▶ _Brief_: Copy each line in the data that includes the word "Jewelry".

▶ _Records shown_:
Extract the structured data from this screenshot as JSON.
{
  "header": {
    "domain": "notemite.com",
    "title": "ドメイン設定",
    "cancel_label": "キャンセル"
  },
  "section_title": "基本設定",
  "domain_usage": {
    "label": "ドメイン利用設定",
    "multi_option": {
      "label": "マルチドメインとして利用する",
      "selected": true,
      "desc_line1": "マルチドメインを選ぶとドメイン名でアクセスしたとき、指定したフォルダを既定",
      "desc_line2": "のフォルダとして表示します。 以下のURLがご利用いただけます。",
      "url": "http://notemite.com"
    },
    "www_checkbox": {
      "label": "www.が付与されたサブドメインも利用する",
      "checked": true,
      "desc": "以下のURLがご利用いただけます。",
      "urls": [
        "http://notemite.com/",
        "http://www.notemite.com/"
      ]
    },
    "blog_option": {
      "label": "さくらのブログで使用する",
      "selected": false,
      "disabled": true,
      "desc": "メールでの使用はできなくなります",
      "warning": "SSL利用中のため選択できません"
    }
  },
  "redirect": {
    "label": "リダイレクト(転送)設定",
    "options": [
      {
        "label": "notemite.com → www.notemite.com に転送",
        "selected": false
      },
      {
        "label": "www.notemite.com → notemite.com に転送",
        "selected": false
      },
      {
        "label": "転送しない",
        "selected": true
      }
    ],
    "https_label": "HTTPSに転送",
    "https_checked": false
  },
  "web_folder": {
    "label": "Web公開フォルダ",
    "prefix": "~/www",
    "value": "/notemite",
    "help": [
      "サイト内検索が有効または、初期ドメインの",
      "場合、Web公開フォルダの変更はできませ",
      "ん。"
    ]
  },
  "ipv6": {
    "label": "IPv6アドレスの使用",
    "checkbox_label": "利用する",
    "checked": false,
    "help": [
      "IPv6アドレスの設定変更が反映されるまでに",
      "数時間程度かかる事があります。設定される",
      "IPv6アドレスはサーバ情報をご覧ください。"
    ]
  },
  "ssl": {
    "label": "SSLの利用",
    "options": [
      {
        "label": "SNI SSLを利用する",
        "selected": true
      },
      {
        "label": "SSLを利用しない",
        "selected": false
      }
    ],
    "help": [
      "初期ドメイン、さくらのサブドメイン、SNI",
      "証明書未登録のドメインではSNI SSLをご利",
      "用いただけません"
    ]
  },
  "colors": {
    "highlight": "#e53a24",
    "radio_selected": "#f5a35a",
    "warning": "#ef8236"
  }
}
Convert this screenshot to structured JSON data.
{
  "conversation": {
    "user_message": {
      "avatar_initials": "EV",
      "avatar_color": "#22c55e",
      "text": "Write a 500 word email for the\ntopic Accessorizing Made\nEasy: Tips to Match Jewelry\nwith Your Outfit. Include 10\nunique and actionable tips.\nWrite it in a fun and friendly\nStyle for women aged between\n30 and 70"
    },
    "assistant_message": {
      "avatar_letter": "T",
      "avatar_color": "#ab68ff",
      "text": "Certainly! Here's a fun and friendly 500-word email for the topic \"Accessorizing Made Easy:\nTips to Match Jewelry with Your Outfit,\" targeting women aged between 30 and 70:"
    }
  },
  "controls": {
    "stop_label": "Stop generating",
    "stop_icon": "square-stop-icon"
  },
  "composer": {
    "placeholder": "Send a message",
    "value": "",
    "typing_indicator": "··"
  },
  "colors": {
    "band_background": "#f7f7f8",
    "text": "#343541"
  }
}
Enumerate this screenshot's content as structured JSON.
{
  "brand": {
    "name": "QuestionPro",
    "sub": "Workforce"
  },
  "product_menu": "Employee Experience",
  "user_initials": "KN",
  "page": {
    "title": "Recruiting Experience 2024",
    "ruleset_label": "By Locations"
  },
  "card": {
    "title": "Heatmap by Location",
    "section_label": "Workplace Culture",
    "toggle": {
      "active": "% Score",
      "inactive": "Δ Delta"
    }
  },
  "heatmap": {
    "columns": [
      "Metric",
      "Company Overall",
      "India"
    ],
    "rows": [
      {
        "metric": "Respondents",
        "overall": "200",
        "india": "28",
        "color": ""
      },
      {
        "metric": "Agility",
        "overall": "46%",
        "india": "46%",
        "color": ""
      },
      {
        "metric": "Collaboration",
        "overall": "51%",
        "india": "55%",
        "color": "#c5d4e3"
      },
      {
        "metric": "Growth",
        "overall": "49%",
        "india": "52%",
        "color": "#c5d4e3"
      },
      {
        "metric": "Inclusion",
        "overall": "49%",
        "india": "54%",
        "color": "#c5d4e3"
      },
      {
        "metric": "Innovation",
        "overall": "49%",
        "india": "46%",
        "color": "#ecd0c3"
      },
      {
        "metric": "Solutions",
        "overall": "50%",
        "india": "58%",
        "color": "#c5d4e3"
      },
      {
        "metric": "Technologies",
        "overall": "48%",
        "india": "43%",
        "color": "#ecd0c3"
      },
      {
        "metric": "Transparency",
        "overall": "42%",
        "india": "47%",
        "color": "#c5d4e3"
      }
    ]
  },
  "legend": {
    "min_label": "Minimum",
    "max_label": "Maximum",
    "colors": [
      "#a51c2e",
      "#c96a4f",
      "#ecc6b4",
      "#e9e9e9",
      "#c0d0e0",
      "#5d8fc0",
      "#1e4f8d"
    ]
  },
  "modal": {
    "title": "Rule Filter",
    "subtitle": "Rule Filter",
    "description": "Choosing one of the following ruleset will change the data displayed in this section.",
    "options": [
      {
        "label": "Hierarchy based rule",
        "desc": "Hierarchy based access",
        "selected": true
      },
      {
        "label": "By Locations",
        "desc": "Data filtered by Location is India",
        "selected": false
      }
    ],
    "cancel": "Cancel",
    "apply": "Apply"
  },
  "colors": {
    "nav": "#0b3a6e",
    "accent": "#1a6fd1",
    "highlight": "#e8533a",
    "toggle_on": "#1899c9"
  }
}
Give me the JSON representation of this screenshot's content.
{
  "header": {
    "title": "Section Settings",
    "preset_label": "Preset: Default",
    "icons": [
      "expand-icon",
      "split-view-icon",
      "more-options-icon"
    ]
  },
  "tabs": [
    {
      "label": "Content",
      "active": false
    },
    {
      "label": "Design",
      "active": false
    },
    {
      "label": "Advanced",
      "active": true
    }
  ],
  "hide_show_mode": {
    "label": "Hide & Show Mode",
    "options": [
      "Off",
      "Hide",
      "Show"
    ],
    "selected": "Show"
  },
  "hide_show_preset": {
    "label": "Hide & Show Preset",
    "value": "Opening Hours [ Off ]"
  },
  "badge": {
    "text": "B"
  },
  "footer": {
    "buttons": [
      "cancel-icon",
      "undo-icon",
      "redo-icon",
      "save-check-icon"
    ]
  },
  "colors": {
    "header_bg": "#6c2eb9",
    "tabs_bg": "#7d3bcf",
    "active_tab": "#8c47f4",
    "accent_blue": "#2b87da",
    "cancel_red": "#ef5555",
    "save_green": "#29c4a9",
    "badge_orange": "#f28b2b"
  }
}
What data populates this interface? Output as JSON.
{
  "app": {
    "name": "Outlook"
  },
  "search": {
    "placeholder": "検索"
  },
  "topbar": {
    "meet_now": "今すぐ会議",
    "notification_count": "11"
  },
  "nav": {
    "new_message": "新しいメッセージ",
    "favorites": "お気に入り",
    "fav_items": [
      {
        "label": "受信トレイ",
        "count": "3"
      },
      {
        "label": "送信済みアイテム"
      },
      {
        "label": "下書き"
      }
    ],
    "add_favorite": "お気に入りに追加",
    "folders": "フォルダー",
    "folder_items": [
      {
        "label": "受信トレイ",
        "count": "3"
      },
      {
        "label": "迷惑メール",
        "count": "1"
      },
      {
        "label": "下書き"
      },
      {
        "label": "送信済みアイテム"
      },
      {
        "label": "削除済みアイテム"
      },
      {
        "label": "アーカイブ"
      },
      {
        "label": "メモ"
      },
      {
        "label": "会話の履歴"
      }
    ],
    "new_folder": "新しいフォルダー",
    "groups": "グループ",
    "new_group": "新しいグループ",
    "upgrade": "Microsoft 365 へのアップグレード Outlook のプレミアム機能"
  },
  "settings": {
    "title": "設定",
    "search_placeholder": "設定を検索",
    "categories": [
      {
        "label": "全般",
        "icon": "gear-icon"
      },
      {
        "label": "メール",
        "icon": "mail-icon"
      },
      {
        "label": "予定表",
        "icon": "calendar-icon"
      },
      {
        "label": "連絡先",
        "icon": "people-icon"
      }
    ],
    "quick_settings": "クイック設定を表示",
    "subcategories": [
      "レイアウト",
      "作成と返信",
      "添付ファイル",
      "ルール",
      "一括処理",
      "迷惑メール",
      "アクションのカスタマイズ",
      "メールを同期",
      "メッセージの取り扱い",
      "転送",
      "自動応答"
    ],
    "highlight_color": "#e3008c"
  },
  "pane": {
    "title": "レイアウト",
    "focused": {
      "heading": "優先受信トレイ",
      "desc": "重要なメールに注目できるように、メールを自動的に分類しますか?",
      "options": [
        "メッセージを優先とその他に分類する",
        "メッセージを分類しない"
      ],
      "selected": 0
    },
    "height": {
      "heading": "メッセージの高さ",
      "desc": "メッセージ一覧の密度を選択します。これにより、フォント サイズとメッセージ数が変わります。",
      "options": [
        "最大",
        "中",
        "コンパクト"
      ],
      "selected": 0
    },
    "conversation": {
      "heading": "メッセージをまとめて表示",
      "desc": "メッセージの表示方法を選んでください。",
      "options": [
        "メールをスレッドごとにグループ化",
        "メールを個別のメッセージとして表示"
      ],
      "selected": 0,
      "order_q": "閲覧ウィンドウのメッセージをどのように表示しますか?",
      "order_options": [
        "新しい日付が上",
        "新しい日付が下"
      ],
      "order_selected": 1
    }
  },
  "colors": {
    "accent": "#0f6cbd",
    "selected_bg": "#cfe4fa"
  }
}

▶ _Result_:
      "text": "Write a 500 word email for the\ntopic Accessorizing Made\nEasy: Tips to Match Jewelry\nwith Your Outfit. Include 10\nunique and actionable tips.\nWrite it in a fun and friendly\nStyle for women aged between\n30 and 70"
      "text": "Certainly! Here's a fun and friendly 500-word email for the topic \"Accessorizing Made Easy:\nTips to Match Jewelry with Your Outfit,\" targeting women aged between 30 and 70:"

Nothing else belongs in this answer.